**SUPPLIED INFORMATION**
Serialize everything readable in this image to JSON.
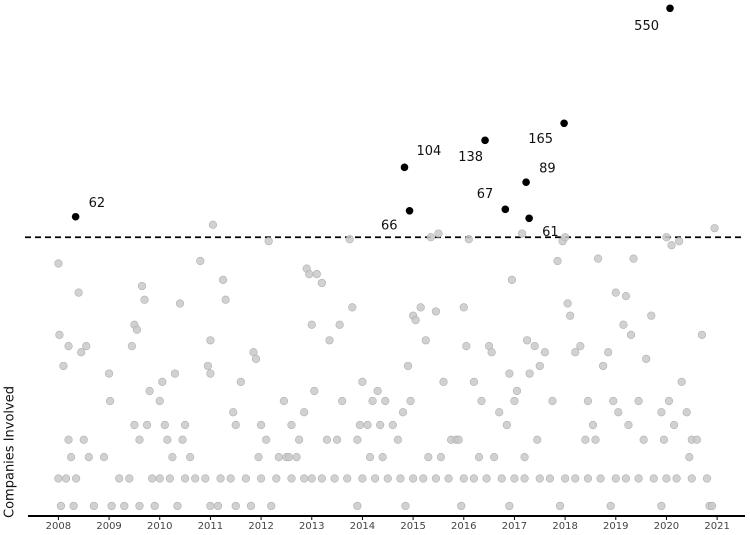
{
  "chart_data": {
    "type": "scatter",
    "y_label": "Companies Involved",
    "xlim": [
      2007.4,
      2021.55
    ],
    "xticks": [
      2008,
      2009,
      2010,
      2011,
      2012,
      2013,
      2014,
      2015,
      2016,
      2017,
      2018,
      2019,
      2020,
      2021
    ],
    "ylim": [
      2.7,
      600
    ],
    "yscale": "log",
    "reference_line": 50,
    "series": [
      {
        "color": "#c9c9c9",
        "x": [
          2008.0,
          2008.02,
          2008.1,
          2008.2,
          2008.4,
          2008.45,
          2008.55,
          2008.2,
          2008.25,
          2008.5,
          2008.0,
          2008.15,
          2008.35,
          2008.6,
          2008.05,
          2008.3,
          2008.7,
          2008.9,
          2009.0,
          2009.02,
          2009.45,
          2009.5,
          2009.55,
          2009.65,
          2009.7,
          2009.5,
          2009.6,
          2009.75,
          2009.8,
          2009.2,
          2009.4,
          2009.85,
          2009.3,
          2009.6,
          2009.9,
          2009.05,
          2010.0,
          2010.05,
          2010.15,
          2010.3,
          2010.4,
          2010.5,
          2010.6,
          2010.8,
          2010.95,
          2010.1,
          2010.25,
          2010.45,
          2010.0,
          2010.2,
          2010.5,
          2010.7,
          2010.9,
          2010.35,
          2011.0,
          2011.05,
          2011.25,
          2011.3,
          2011.45,
          2011.0,
          2011.5,
          2011.6,
          2011.85,
          2011.9,
          2011.2,
          2011.4,
          2011.7,
          2011.0,
          2011.15,
          2011.5,
          2011.8,
          2011.95,
          2012.0,
          2012.1,
          2012.15,
          2012.45,
          2012.5,
          2012.6,
          2012.75,
          2012.85,
          2012.9,
          2012.95,
          2012.35,
          2012.55,
          2012.7,
          2012.0,
          2012.3,
          2012.6,
          2012.85,
          2012.2,
          2013.0,
          2013.05,
          2013.1,
          2013.2,
          2013.35,
          2013.55,
          2013.6,
          2013.75,
          2013.8,
          2013.9,
          2013.95,
          2013.3,
          2013.5,
          2013.0,
          2013.2,
          2013.45,
          2013.7,
          2013.9,
          2014.0,
          2014.1,
          2014.2,
          2014.3,
          2014.35,
          2014.45,
          2014.6,
          2014.7,
          2014.8,
          2014.9,
          2014.95,
          2014.15,
          2014.4,
          2014.0,
          2014.25,
          2014.5,
          2014.75,
          2014.85,
          2015.0,
          2015.05,
          2015.15,
          2015.25,
          2015.35,
          2015.45,
          2015.5,
          2015.6,
          2015.75,
          2015.85,
          2015.9,
          2015.3,
          2015.55,
          2015.0,
          2015.2,
          2015.45,
          2015.7,
          2015.95,
          2016.0,
          2016.05,
          2016.1,
          2016.2,
          2016.35,
          2016.5,
          2016.55,
          2016.7,
          2016.85,
          2016.9,
          2016.95,
          2016.3,
          2016.6,
          2016.0,
          2016.2,
          2016.45,
          2016.75,
          2016.9,
          2017.0,
          2017.05,
          2017.15,
          2017.25,
          2017.3,
          2017.4,
          2017.5,
          2017.6,
          2017.75,
          2017.85,
          2017.95,
          2017.2,
          2017.45,
          2017.0,
          2017.2,
          2017.5,
          2017.7,
          2017.9,
          2018.0,
          2018.1,
          2018.2,
          2018.3,
          2018.45,
          2018.55,
          2018.65,
          2018.75,
          2018.85,
          2018.95,
          2018.05,
          2018.4,
          2018.6,
          2018.0,
          2018.2,
          2018.45,
          2018.7,
          2018.9,
          2019.0,
          2019.05,
          2019.15,
          2019.2,
          2019.3,
          2019.35,
          2019.45,
          2019.6,
          2019.7,
          2019.9,
          2019.95,
          2019.25,
          2019.55,
          2019.0,
          2019.2,
          2019.45,
          2019.75,
          2019.9,
          2020.0,
          2020.05,
          2020.1,
          2020.25,
          2020.3,
          2020.45,
          2020.5,
          2020.7,
          2020.95,
          2020.15,
          2020.4,
          2020.6,
          2020.0,
          2020.2,
          2020.5,
          2020.8,
          2020.85,
          2020.9
        ],
        "values": [
          38,
          18,
          13,
          16,
          28,
          15,
          16,
          6,
          5,
          6,
          4,
          4,
          4,
          5,
          3,
          3,
          3,
          5,
          12,
          9,
          16,
          20,
          19,
          30,
          26,
          7,
          6,
          7,
          10,
          4,
          4,
          4,
          3,
          3,
          3,
          3,
          9,
          11,
          6,
          12,
          25,
          7,
          5,
          39,
          13,
          7,
          5,
          6,
          4,
          4,
          4,
          4,
          4,
          3,
          17,
          57,
          32,
          26,
          8,
          12,
          7,
          11,
          15,
          14,
          4,
          4,
          4,
          3,
          3,
          3,
          3,
          5,
          7,
          6,
          48,
          9,
          5,
          7,
          6,
          8,
          36,
          34,
          5,
          5,
          5,
          4,
          4,
          4,
          4,
          3,
          20,
          10,
          34,
          31,
          17,
          20,
          9,
          49,
          24,
          6,
          7,
          6,
          6,
          4,
          4,
          4,
          4,
          3,
          11,
          7,
          9,
          10,
          7,
          9,
          7,
          6,
          8,
          13,
          9,
          5,
          5,
          4,
          4,
          4,
          4,
          3,
          22,
          21,
          24,
          17,
          50,
          23,
          52,
          11,
          6,
          6,
          6,
          5,
          5,
          4,
          4,
          4,
          4,
          3,
          24,
          16,
          49,
          11,
          9,
          16,
          15,
          8,
          7,
          12,
          32,
          5,
          5,
          4,
          4,
          4,
          4,
          3,
          9,
          10,
          52,
          17,
          12,
          16,
          13,
          15,
          9,
          39,
          48,
          5,
          6,
          4,
          4,
          4,
          4,
          3,
          50,
          22,
          15,
          16,
          9,
          7,
          40,
          13,
          15,
          9,
          25,
          6,
          6,
          4,
          4,
          4,
          4,
          3,
          28,
          8,
          20,
          27,
          18,
          40,
          9,
          14,
          22,
          8,
          6,
          7,
          6,
          4,
          4,
          4,
          4,
          3,
          50,
          9,
          46,
          48,
          11,
          5,
          6,
          18,
          55,
          7,
          8,
          6,
          4,
          4,
          4,
          4,
          3,
          3
        ]
      },
      {
        "color": "#000000",
        "x": [
          2008.34,
          2014.83,
          2014.93,
          2016.42,
          2016.82,
          2017.23,
          2017.29,
          2017.98,
          2020.07
        ],
        "values": [
          62,
          104,
          66,
          138,
          67,
          89,
          61,
          165,
          550
        ]
      }
    ]
  }
}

**EXERCISE DIRECTIONS**
Do not copy the pictures, but repeat every line exactly.

**TASK RESPONSE**
Serialize everything readable in this image to JSON.
{
  "chart_data": {
    "type": "scatter",
    "y_label": "Companies Involved",
    "xlim": [
      2007.4,
      2021.55
    ],
    "xticks": [
      2008,
      2009,
      2010,
      2011,
      2012,
      2013,
      2014,
      2015,
      2016,
      2017,
      2018,
      2019,
      2020,
      2021
    ],
    "ylim": [
      2.7,
      600
    ],
    "yscale": "log",
    "reference_line": 50,
    "series": [
      {
        "color": "#c9c9c9",
        "x": [
          2008.0,
          2008.02,
          2008.1,
          2008.2,
          2008.4,
          2008.45,
          2008.55,
          2008.2,
          2008.25,
          2008.5,
          2008.0,
          2008.15,
          2008.35,
          2008.6,
          2008.05,
          2008.3,
          2008.7,
          2008.9,
          2009.0,
          2009.02,
          2009.45,
          2009.5,
          2009.55,
          2009.65,
          2009.7,
          2009.5,
          2009.6,
          2009.75,
          2009.8,
          2009.2,
          2009.4,
          2009.85,
          2009.3,
          2009.6,
          2009.9,
          2009.05,
          2010.0,
          2010.05,
          2010.15,
          2010.3,
          2010.4,
          2010.5,
          2010.6,
          2010.8,
          2010.95,
          2010.1,
          2010.25,
          2010.45,
          2010.0,
          2010.2,
          2010.5,
          2010.7,
          2010.9,
          2010.35,
          2011.0,
          2011.05,
          2011.25,
          2011.3,
          2011.45,
          2011.0,
          2011.5,
          2011.6,
          2011.85,
          2011.9,
          2011.2,
          2011.4,
          2011.7,
          2011.0,
          2011.15,
          2011.5,
          2011.8,
          2011.95,
          2012.0,
          2012.1,
          2012.15,
          2012.45,
          2012.5,
          2012.6,
          2012.75,
          2012.85,
          2012.9,
          2012.95,
          2012.35,
          2012.55,
          2012.7,
          2012.0,
          2012.3,
          2012.6,
          2012.85,
          2012.2,
          2013.0,
          2013.05,
          2013.1,
          2013.2,
          2013.35,
          2013.55,
          2013.6,
          2013.75,
          2013.8,
          2013.9,
          2013.95,
          2013.3,
          2013.5,
          2013.0,
          2013.2,
          2013.45,
          2013.7,
          2013.9,
          2014.0,
          2014.1,
          2014.2,
          2014.3,
          2014.35,
          2014.45,
          2014.6,
          2014.7,
          2014.8,
          2014.9,
          2014.95,
          2014.15,
          2014.4,
          2014.0,
          2014.25,
          2014.5,
          2014.75,
          2014.85,
          2015.0,
          2015.05,
          2015.15,
          2015.25,
          2015.35,
          2015.45,
          2015.5,
          2015.6,
          2015.75,
          2015.85,
          2015.9,
          2015.3,
          2015.55,
          2015.0,
          2015.2,
          2015.45,
          2015.7,
          2015.95,
          2016.0,
          2016.05,
          2016.1,
          2016.2,
          2016.35,
          2016.5,
          2016.55,
          2016.7,
          2016.85,
          2016.9,
          2016.95,
          2016.3,
          2016.6,
          2016.0,
          2016.2,
          2016.45,
          2016.75,
          2016.9,
          2017.0,
          2017.05,
          2017.15,
          2017.25,
          2017.3,
          2017.4,
          2017.5,
          2017.6,
          2017.75,
          2017.85,
          2017.95,
          2017.2,
          2017.45,
          2017.0,
          2017.2,
          2017.5,
          2017.7,
          2017.9,
          2018.0,
          2018.1,
          2018.2,
          2018.3,
          2018.45,
          2018.55,
          2018.65,
          2018.75,
          2018.85,
          2018.95,
          2018.05,
          2018.4,
          2018.6,
          2018.0,
          2018.2,
          2018.45,
          2018.7,
          2018.9,
          2019.0,
          2019.05,
          2019.15,
          2019.2,
          2019.3,
          2019.35,
          2019.45,
          2019.6,
          2019.7,
          2019.9,
          2019.95,
          2019.25,
          2019.55,
          2019.0,
          2019.2,
          2019.45,
          2019.75,
          2019.9,
          2020.0,
          2020.05,
          2020.1,
          2020.25,
          2020.3,
          2020.45,
          2020.5,
          2020.7,
          2020.95,
          2020.15,
          2020.4,
          2020.6,
          2020.0,
          2020.2,
          2020.5,
          2020.8,
          2020.85,
          2020.9
        ],
        "values": [
          38,
          18,
          13,
          16,
          28,
          15,
          16,
          6,
          5,
          6,
          4,
          4,
          4,
          5,
          3,
          3,
          3,
          5,
          12,
          9,
          16,
          20,
          19,
          30,
          26,
          7,
          6,
          7,
          10,
          4,
          4,
          4,
          3,
          3,
          3,
          3,
          9,
          11,
          6,
          12,
          25,
          7,
          5,
          39,
          13,
          7,
          5,
          6,
          4,
          4,
          4,
          4,
          4,
          3,
          17,
          57,
          32,
          26,
          8,
          12,
          7,
          11,
          15,
          14,
          4,
          4,
          4,
          3,
          3,
          3,
          3,
          5,
          7,
          6,
          48,
          9,
          5,
          7,
          6,
          8,
          36,
          34,
          5,
          5,
          5,
          4,
          4,
          4,
          4,
          3,
          20,
          10,
          34,
          31,
          17,
          20,
          9,
          49,
          24,
          6,
          7,
          6,
          6,
          4,
          4,
          4,
          4,
          3,
          11,
          7,
          9,
          10,
          7,
          9,
          7,
          6,
          8,
          13,
          9,
          5,
          5,
          4,
          4,
          4,
          4,
          3,
          22,
          21,
          24,
          17,
          50,
          23,
          52,
          11,
          6,
          6,
          6,
          5,
          5,
          4,
          4,
          4,
          4,
          3,
          24,
          16,
          49,
          11,
          9,
          16,
          15,
          8,
          7,
          12,
          32,
          5,
          5,
          4,
          4,
          4,
          4,
          3,
          9,
          10,
          52,
          17,
          12,
          16,
          13,
          15,
          9,
          39,
          48,
          5,
          6,
          4,
          4,
          4,
          4,
          3,
          50,
          22,
          15,
          16,
          9,
          7,
          40,
          13,
          15,
          9,
          25,
          6,
          6,
          4,
          4,
          4,
          4,
          3,
          28,
          8,
          20,
          27,
          18,
          40,
          9,
          14,
          22,
          8,
          6,
          7,
          6,
          4,
          4,
          4,
          4,
          3,
          50,
          9,
          46,
          48,
          11,
          5,
          6,
          18,
          55,
          7,
          8,
          6,
          4,
          4,
          4,
          4,
          3,
          3
        ]
      },
      {
        "color": "#000000",
        "x": [
          2008.34,
          2014.83,
          2014.93,
          2016.42,
          2016.82,
          2017.23,
          2017.29,
          2017.98,
          2020.07
        ],
        "values": [
          62,
          104,
          66,
          138,
          67,
          89,
          61,
          165,
          550
        ]
      }
    ]
  }
}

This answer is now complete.